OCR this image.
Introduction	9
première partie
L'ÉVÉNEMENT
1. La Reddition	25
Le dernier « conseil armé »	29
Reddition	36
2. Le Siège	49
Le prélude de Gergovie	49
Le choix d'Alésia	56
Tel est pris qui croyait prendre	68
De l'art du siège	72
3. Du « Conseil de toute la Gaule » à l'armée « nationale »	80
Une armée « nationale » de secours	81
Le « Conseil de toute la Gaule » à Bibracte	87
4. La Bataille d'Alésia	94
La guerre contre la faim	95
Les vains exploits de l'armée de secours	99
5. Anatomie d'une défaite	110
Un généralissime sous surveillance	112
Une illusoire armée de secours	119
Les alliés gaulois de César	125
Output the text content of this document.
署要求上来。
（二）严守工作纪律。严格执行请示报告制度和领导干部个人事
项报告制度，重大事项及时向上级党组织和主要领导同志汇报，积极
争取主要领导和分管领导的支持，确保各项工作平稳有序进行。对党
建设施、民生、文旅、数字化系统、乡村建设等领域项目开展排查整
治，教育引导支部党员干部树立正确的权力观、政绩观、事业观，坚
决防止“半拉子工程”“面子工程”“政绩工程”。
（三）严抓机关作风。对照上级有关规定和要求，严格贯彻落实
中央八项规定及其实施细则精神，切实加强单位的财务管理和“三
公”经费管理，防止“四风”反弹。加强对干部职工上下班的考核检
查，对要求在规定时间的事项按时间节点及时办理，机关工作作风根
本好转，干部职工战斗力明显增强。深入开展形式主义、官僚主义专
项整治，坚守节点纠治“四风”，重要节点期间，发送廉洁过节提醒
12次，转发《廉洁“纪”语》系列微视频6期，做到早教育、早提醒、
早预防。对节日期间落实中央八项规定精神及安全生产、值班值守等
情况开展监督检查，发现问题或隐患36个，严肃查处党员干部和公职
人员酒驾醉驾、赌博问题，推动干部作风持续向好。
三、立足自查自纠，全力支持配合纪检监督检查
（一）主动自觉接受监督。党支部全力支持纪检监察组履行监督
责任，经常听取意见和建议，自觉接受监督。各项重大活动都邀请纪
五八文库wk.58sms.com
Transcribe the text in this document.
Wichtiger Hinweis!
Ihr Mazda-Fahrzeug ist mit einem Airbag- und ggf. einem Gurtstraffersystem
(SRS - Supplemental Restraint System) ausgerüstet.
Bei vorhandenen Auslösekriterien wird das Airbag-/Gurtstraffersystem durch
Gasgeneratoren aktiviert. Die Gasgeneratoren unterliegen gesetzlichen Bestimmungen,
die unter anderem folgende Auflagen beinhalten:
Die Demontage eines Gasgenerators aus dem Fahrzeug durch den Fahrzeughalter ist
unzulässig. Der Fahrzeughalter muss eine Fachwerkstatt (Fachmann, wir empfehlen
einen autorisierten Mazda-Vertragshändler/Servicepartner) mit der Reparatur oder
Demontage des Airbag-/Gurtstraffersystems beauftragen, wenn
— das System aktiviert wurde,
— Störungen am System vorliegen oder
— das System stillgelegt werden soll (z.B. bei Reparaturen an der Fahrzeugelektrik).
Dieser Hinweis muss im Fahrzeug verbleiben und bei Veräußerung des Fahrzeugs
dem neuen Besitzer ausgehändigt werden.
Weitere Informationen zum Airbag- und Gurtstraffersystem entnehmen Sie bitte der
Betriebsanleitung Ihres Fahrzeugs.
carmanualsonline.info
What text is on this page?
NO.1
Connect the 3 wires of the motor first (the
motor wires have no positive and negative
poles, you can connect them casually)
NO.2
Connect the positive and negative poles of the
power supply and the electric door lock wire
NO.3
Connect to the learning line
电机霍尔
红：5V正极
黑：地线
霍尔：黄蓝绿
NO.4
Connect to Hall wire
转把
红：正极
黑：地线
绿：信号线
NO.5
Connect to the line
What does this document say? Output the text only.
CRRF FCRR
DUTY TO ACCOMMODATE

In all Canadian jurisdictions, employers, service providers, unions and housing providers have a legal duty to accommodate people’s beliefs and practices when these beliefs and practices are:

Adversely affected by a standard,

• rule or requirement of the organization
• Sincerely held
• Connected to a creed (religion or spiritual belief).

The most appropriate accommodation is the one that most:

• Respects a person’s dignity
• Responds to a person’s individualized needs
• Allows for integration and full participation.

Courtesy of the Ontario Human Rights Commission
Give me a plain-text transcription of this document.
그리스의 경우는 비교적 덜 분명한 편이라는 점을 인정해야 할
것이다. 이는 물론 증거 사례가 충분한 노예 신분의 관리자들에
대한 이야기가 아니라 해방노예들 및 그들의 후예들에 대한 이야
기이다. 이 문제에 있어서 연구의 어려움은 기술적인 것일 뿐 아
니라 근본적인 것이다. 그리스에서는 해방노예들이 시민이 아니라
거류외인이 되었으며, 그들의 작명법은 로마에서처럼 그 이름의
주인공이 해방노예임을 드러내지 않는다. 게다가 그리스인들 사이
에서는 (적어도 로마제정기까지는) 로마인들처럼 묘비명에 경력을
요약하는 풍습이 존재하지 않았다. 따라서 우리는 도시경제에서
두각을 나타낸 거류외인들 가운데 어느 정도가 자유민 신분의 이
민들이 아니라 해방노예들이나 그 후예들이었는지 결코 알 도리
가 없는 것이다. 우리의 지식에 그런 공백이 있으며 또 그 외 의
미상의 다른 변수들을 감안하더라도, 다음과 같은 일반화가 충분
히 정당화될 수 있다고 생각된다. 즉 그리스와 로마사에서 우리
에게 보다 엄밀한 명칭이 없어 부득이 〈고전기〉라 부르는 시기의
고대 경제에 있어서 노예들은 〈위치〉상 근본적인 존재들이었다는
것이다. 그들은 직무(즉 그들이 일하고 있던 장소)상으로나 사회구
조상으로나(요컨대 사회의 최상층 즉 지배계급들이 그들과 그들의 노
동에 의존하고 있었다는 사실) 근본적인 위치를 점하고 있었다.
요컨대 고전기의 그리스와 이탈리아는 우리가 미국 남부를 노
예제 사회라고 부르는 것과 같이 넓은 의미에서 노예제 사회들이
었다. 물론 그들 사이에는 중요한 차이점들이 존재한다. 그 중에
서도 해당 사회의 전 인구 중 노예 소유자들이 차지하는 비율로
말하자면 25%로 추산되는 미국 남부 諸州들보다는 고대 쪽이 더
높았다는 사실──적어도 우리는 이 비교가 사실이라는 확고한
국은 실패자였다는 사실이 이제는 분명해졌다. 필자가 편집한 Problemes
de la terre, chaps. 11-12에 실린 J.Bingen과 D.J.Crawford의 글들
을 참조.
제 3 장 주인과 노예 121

########

### Set problem
Reproduce the material precisely, including every line.

### Complete output
OCR this image.
Introduction	9
première partie
L'ÉVÉNEMENT
1. La Reddition	25
Le dernier « conseil armé »	29
Reddition	36
2. Le Siège	49
Le prélude de Gergovie	49
Le choix d'Alésia	56
Tel est pris qui croyait prendre	68
De l'art du siège	72
3. Du « Conseil de toute la Gaule » à l'armée « nationale »	80
Une armée « nationale » de secours	81
Le « Conseil de toute la Gaule » à Bibracte	87
4. La Bataille d'Alésia	94
La guerre contre la faim	95
Les vains exploits de l'armée de secours	99
5. Anatomie d'une défaite	110
Un généralissime sous surveillance	112
Une illusoire armée de secours	119
Les alliés gaulois de César	125
Output the text content of this document.
署要求上来。
（二）严守工作纪律。严格执行请示报告制度和领导干部个人事
项报告制度，重大事项及时向上级党组织和主要领导同志汇报，积极
争取主要领导和分管领导的支持，确保各项工作平稳有序进行。对党
建设施、民生、文旅、数字化系统、乡村建设等领域项目开展排查整
治，教育引导支部党员干部树立正确的权力观、政绩观、事业观，坚
决防止“半拉子工程”“面子工程”“政绩工程”。
（三）严抓机关作风。对照上级有关规定和要求，严格贯彻落实
中央八项规定及其实施细则精神，切实加强单位的财务管理和“三
公”经费管理，防止“四风”反弹。加强对干部职工上下班的考核检
查，对要求在规定时间的事项按时间节点及时办理，机关工作作风根
本好转，干部职工战斗力明显增强。深入开展形式主义、官僚主义专
项整治，坚守节点纠治“四风”，重要节点期间，发送廉洁过节提醒
12次，转发《廉洁“纪”语》系列微视频6期，做到早教育、早提醒、
早预防。对节日期间落实中央八项规定精神及安全生产、值班值守等
情况开展监督检查，发现问题或隐患36个，严肃查处党员干部和公职
人员酒驾醉驾、赌博问题，推动干部作风持续向好。
三、立足自查自纠，全力支持配合纪检监督检查
（一）主动自觉接受监督。党支部全力支持纪检监察组履行监督
责任，经常听取意见和建议，自觉接受监督。各项重大活动都邀请纪
五八文库wk.58sms.com
Transcribe the text in this document.
Wichtiger Hinweis!
Ihr Mazda-Fahrzeug ist mit einem Airbag- und ggf. einem Gurtstraffersystem
(SRS - Supplemental Restraint System) ausgerüstet.
Bei vorhandenen Auslösekriterien wird das Airbag-/Gurtstraffersystem durch
Gasgeneratoren aktiviert. Die Gasgeneratoren unterliegen gesetzlichen Bestimmungen,
die unter anderem folgende Auflagen beinhalten:
Die Demontage eines Gasgenerators aus dem Fahrzeug durch den Fahrzeughalter ist
unzulässig. Der Fahrzeughalter muss eine Fachwerkstatt (Fachmann, wir empfehlen
einen autorisierten Mazda-Vertragshändler/Servicepartner) mit der Reparatur oder
Demontage des Airbag-/Gurtstraffersystems beauftragen, wenn
— das System aktiviert wurde,
— Störungen am System vorliegen oder
— das System stillgelegt werden soll (z.B. bei Reparaturen an der Fahrzeugelektrik).
Dieser Hinweis muss im Fahrzeug verbleiben und bei Veräußerung des Fahrzeugs
dem neuen Besitzer ausgehändigt werden.
Weitere Informationen zum Airbag- und Gurtstraffersystem entnehmen Sie bitte der
Betriebsanleitung Ihres Fahrzeugs.
carmanualsonline.info
What text is on this page?
NO.1
Connect the 3 wires of the motor first (the
motor wires have no positive and negative
poles, you can connect them casually)
NO.2
Connect the positive and negative poles of the
power supply and the electric door lock wire
NO.3
Connect to the learning line
电机霍尔
红：5V正极
黑：地线
霍尔：黄蓝绿
NO.4
Connect to Hall wire
转把
红：正极
黑：地线
绿：信号线
NO.5
Connect to the line
What does this document say? Output the text only.
CRRF FCRR
DUTY TO ACCOMMODATE

In all Canadian jurisdictions, employers, service providers, unions and housing providers have a legal duty to accommodate people’s beliefs and practices when these beliefs and practices are:

Adversely affected by a standard,

• rule or requirement of the organization
• Sincerely held
• Connected to a creed (religion or spiritual belief).

The most appropriate accommodation is the one that most:

• Respects a person’s dignity
• Responds to a person’s individualized needs
• Allows for integration and full participation.

Courtesy of the Ontario Human Rights Commission
Give me a plain-text transcription of this document.
그리스의 경우는 비교적 덜 분명한 편이라는 점을 인정해야 할
것이다. 이는 물론 증거 사례가 충분한 노예 신분의 관리자들에
대한 이야기가 아니라 해방노예들 및 그들의 후예들에 대한 이야
기이다. 이 문제에 있어서 연구의 어려움은 기술적인 것일 뿐 아
니라 근본적인 것이다. 그리스에서는 해방노예들이 시민이 아니라
거류외인이 되었으며, 그들의 작명법은 로마에서처럼 그 이름의
주인공이 해방노예임을 드러내지 않는다. 게다가 그리스인들 사이
에서는 (적어도 로마제정기까지는) 로마인들처럼 묘비명에 경력을
요약하는 풍습이 존재하지 않았다. 따라서 우리는 도시경제에서
두각을 나타낸 거류외인들 가운데 어느 정도가 자유민 신분의 이
민들이 아니라 해방노예들이나 그 후예들이었는지 결코 알 도리
가 없는 것이다. 우리의 지식에 그런 공백이 있으며 또 그 외 의
미상의 다른 변수들을 감안하더라도, 다음과 같은 일반화가 충분
히 정당화될 수 있다고 생각된다. 즉 그리스와 로마사에서 우리
에게 보다 엄밀한 명칭이 없어 부득이 〈고전기〉라 부르는 시기의
고대 경제에 있어서 노예들은 〈위치〉상 근본적인 존재들이었다는
것이다. 그들은 직무(즉 그들이 일하고 있던 장소)상으로나 사회구
조상으로나(요컨대 사회의 최상층 즉 지배계급들이 그들과 그들의 노
동에 의존하고 있었다는 사실) 근본적인 위치를 점하고 있었다.
요컨대 고전기의 그리스와 이탈리아는 우리가 미국 남부를 노
예제 사회라고 부르는 것과 같이 넓은 의미에서 노예제 사회들이
었다. 물론 그들 사이에는 중요한 차이점들이 존재한다. 그 중에
서도 해당 사회의 전 인구 중 노예 소유자들이 차지하는 비율로
말하자면 25%로 추산되는 미국 남부 諸州들보다는 고대 쪽이 더
높았다는 사실──적어도 우리는 이 비교가 사실이라는 확고한
국은 실패자였다는 사실이 이제는 분명해졌다. 필자가 편집한 Problemes
de la terre, chaps. 11-12에 실린 J.Bingen과 D.J.Crawford의 글들
을 참조.
제 3 장 주인과 노예 121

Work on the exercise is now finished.